[PAGE TEXT]
Content starts
Applied Mathematics Seminar-The synchronization problem for Kuramoto oscillators and beyond

Fri, 7 December, 2018 4:10pm

Title: The synchronization problem for Kuramoto oscillators and beyond
Speaker: Javier Morales
Affiliation: University of Maryland
Date and Time: Friday, December 7, 11:10am-12:10pm
Place: Phillips 736

Abstract. Collective phenomena such as aggregation, flocking, and synchronization are ubiquitous in natural biological, chemical, and mechanical systems--e.g., the flashing of fireflies, chorusing of crickets, synchronous firing of cardiac pacemakers, and metabolic synchrony in yeast cell suspensions. The Kuramoto model introduced by  Yoshiki Kuramoto is one of the first theoretical tools developed to understand such phenomena and has recently gained extensive attention in the physical and mathematical community. Moreover, it has become the starting point of several generalizations that have applications ranging from opinion dynamics to the development of a human-made interacting multi-agent system of UAVs and data clustering. In this talk, we will review the state of the art for the synchronization problem of the Kuramoto model at the kinetic and particle level. Additionally, we will introduce new developments and variational techniques for the dynamics of this model and some of its variants and its generalization.
Content ends
[PROVIDED MATERIAL]
Content starts
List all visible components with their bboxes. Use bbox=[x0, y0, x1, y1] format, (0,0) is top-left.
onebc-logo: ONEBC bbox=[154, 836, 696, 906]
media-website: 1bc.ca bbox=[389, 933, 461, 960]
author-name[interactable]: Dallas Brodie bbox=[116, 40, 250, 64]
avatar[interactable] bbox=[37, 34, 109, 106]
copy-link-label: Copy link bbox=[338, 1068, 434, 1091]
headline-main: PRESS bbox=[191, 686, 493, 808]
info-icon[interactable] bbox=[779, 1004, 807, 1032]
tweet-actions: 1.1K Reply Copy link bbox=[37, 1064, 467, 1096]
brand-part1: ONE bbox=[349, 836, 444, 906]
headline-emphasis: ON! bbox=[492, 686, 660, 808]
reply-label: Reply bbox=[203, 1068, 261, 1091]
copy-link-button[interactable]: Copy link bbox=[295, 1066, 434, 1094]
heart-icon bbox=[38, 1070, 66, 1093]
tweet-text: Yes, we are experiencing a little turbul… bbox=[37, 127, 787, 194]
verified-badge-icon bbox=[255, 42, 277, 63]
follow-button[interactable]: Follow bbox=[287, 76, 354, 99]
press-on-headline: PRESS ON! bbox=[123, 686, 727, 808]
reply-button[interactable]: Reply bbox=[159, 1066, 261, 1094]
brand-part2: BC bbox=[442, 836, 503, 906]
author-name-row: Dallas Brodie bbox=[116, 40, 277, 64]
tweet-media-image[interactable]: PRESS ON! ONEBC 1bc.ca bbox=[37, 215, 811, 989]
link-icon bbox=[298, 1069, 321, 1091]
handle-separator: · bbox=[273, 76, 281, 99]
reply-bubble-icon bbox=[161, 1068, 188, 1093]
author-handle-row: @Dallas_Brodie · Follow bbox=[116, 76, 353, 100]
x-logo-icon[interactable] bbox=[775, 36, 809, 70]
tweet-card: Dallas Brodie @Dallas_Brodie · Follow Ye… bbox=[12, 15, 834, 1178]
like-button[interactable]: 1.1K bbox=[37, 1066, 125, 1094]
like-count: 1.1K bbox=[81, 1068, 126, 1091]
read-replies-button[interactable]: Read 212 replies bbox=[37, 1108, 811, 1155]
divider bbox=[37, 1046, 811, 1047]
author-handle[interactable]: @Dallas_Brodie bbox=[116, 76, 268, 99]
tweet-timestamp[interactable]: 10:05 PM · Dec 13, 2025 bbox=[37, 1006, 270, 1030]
Content ends
[REQUIRED ACTION] List every example of synchrony in natural systems that the abstract in the seminar announcement gives. The records are separate material and are not connected to the seminar announcement.

[ANSWER]
- the flashing of fireflies
- chorusing of crickets
- synchronous firing of cardiac pacemakers
- metabolic synchrony in yeast cell suspensions